Set task:
Copy out each line of the listing that has the word "ดพระนครศร" in it.

Stored data:
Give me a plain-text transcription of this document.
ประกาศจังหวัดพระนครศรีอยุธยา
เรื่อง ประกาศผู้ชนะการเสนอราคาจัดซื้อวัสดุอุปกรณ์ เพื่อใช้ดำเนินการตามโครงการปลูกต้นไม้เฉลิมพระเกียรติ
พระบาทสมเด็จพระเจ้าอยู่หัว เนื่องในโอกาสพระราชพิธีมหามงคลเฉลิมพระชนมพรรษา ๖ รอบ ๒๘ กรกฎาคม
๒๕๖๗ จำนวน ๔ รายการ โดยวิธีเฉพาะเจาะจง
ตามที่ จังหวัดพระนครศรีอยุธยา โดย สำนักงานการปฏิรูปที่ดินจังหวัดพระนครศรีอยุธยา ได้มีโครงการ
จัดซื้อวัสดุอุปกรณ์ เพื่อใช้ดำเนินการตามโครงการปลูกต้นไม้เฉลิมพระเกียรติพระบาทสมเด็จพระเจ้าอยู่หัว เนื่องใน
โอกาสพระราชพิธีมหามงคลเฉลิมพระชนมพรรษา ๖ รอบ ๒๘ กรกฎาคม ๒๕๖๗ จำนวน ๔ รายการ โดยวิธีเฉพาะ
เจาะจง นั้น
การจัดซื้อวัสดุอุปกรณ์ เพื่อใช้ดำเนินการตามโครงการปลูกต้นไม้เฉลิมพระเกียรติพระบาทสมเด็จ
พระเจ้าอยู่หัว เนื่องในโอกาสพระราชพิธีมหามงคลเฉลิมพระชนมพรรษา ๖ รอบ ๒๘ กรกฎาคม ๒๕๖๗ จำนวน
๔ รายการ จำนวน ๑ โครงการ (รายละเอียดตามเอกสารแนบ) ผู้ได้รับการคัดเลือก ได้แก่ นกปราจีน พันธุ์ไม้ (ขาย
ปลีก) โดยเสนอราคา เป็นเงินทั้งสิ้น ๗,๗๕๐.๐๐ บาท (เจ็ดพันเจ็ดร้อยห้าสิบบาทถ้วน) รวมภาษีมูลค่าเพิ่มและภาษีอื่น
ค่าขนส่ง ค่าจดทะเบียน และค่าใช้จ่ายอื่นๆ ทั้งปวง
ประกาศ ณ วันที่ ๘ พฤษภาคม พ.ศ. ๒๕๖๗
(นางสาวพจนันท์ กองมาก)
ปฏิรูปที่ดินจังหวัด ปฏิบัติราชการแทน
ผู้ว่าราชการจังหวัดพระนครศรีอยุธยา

The response:
ประกาศจังหวัดพระนครศรีอยุธยา
ตามที่ จังหวัดพระนครศรีอยุธยา โดย สำนักงานการปฏิรูปที่ดินจังหวัดพระนครศรีอยุธยา ได้มีโครงการ
ผู้ว่าราชการจังหวัดพระนครศรีอยุธยา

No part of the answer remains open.